*CONSIGNE ÉCRITE*. Pouvez-vous recopier intégralement le récit d'auto-stop de Montpellier à la Creuse, à l'identique et sans rien omettre ?

Montpellier-Creuse en auto-stop – traversée par les nationales et les départementales

J’ai pris part samedi dernier à l’édition 2018 de la Madjacques, une course d’auto-stop indépendante et ouverte à tous. Comme pour la première édition, j’y étais de nouveau invitée en tant qu’intervenante, cédant le poste d’animation à Antoine de Maximy, un petit nouveau dans la scène voyage, parait-il…

Mais sur la course, je suis plutôt de type tortue que de type lièvre. Les courses, ça me gonfle et ça n’a d’intérêt que s’il y a un défi de découverte, d’autant plus que le stop pour moi est avant tout un moyen de transport et non un loisir.

Pour ma troisième course en stop, je caressais l’envie de m’imposer de nouveau la même règle que pour les deux précédentes : ne pas prendre d’autoroute mais plutôt les départementales et les nationales. Sans forcément prendre les chemins de traverse, il s’agissait plutôt de parcourir des régions plus sauvages de France, que je les connaisse déjà ou non.

Se targuer de prendre les routes à 90 km/h (bientôt 80 ?), c’est une chose quand on va de Toulouse à Mimizan (270 km, 4h estimé) ou même de Lyon à Cheniers (324 km, 5h estimé). Ça en est une autre quand on est censé partir à deux de Montpellier (481 km, 7h43 estimé)…

Ajoutez à cela l’exigence de partir en binôme, moi la miss qui fait du stop seule quasiment tout le temps (car ça ne me fait qu’un idiot à gérer), même si je prends parfois des « boulets » avec moi.

#SecondDegré

Je n’allais pas imposer pareil défi à mon binôme, même l’été, même avec 14h d’ensoleillement et surtout pas avec notre conférence du lendemain… pas vrai Jules ?

*DONNÉES FOURNIES*.

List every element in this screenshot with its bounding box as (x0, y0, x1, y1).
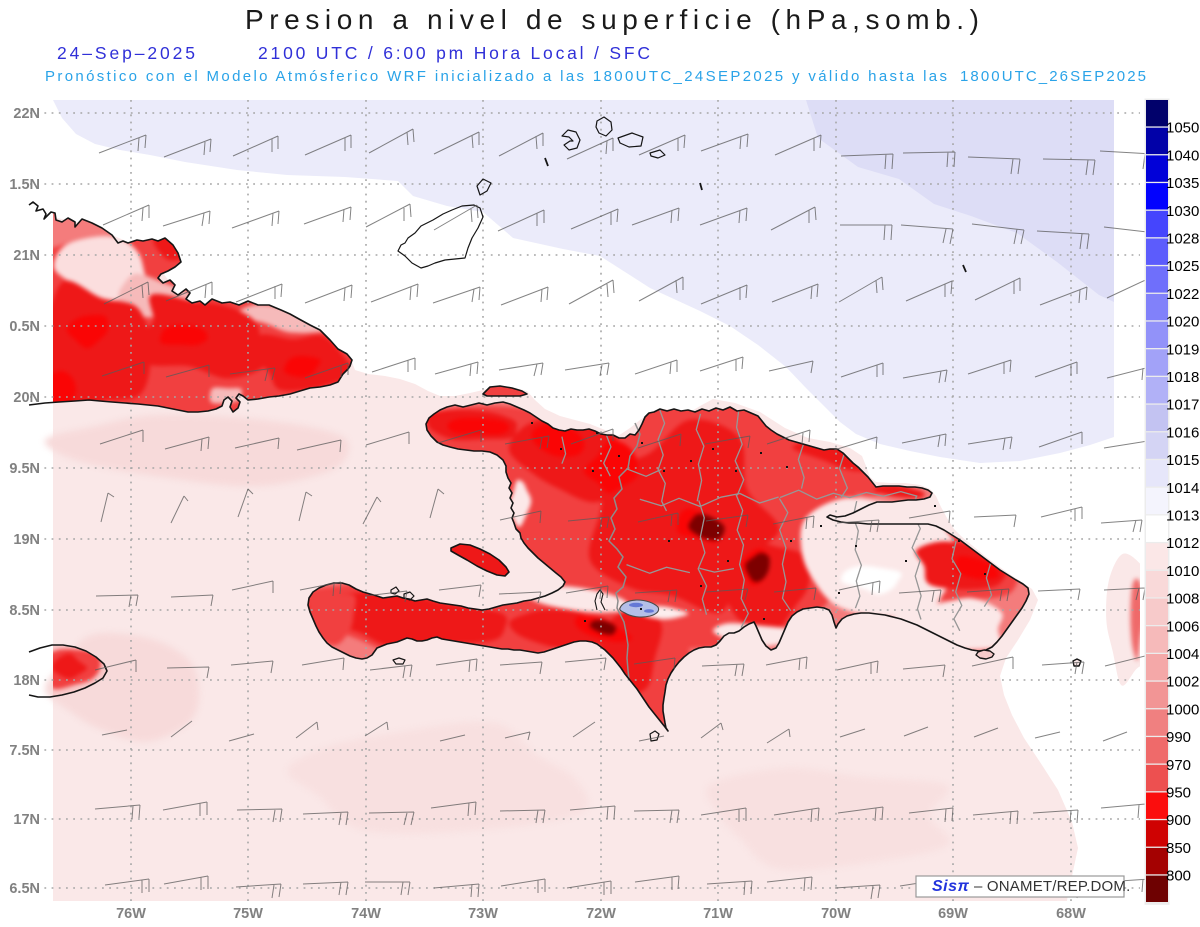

*LA RÉPONSE*.
Montpellier-Creuse en auto-stop – traversée par les nationales et les départementales

J’ai pris part samedi dernier à l’édition 2018 de la Madjacques, une course d’auto-stop indépendante et ouverte à tous. Comme pour la première édition, j’y étais de nouveau invitée en tant qu’intervenante, cédant le poste d’animation à Antoine de Maximy, un petit nouveau dans la scène voyage, parait-il…

Mais sur la course, je suis plutôt de type tortue que de type lièvre. Les courses, ça me gonfle et ça n’a d’intérêt que s’il y a un défi de découverte, d’autant plus que le stop pour moi est avant tout un moyen de transport et non un loisir.

Pour ma troisième course en stop, je caressais l’envie de m’imposer de nouveau la même règle que pour les deux précédentes : ne pas prendre d’autoroute mais plutôt les départementales et les nationales. Sans forcément prendre les chemins de traverse, il s’agissait plutôt de parcourir des régions plus sauvages de France, que je les connaisse déjà ou non.

Se targuer de prendre les routes à 90 km/h (bientôt 80 ?), c’est une chose quand on va de Toulouse à Mimizan (270 km, 4h estimé) ou même de Lyon à Cheniers (324 km, 5h estimé). Ça en est une autre quand on est censé partir à deux de Montpellier (481 km, 7h43 estimé)…

Ajoutez à cela l’exigence de partir en binôme, moi la miss qui fait du stop seule quasiment tout le temps (car ça ne me fait qu’un idiot à gérer), même si je prends parfois des « boulets » avec moi.

#SecondDegré

Je n’allais pas imposer pareil défi à mon binôme, même l’été, même avec 14h d’ensoleillement et surtout pas avec notre conférence du lendemain… pas vrai Jules ?